Written exercise.
In the entries that follow, find the word "제주산학융합원" and report each line it is on.

- - -

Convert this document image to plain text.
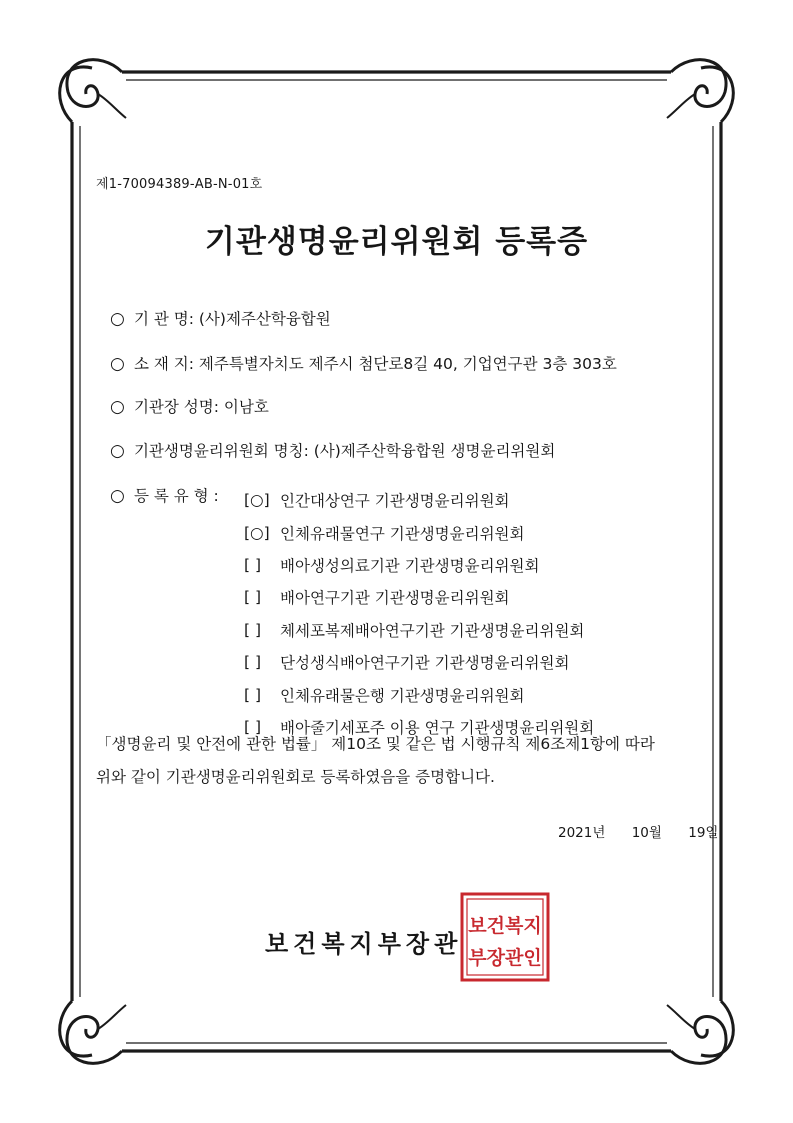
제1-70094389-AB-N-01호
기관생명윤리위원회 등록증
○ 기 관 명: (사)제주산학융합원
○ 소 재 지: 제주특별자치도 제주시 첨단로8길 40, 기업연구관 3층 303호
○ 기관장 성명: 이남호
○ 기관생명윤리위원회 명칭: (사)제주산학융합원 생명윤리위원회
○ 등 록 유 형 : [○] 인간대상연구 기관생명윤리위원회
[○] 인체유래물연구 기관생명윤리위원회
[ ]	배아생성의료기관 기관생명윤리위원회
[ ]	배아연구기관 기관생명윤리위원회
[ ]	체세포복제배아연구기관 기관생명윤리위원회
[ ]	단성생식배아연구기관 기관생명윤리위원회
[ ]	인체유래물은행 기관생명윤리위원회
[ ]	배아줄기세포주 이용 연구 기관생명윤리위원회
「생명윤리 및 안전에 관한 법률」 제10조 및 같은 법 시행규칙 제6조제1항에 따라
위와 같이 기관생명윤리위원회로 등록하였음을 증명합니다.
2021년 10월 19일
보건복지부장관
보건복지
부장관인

- - -

Reply to the exercise.
○ 기 관 명: (사)제주산학융합원
○ 기관생명윤리위원회 명칭: (사)제주산학융합원 생명윤리위원회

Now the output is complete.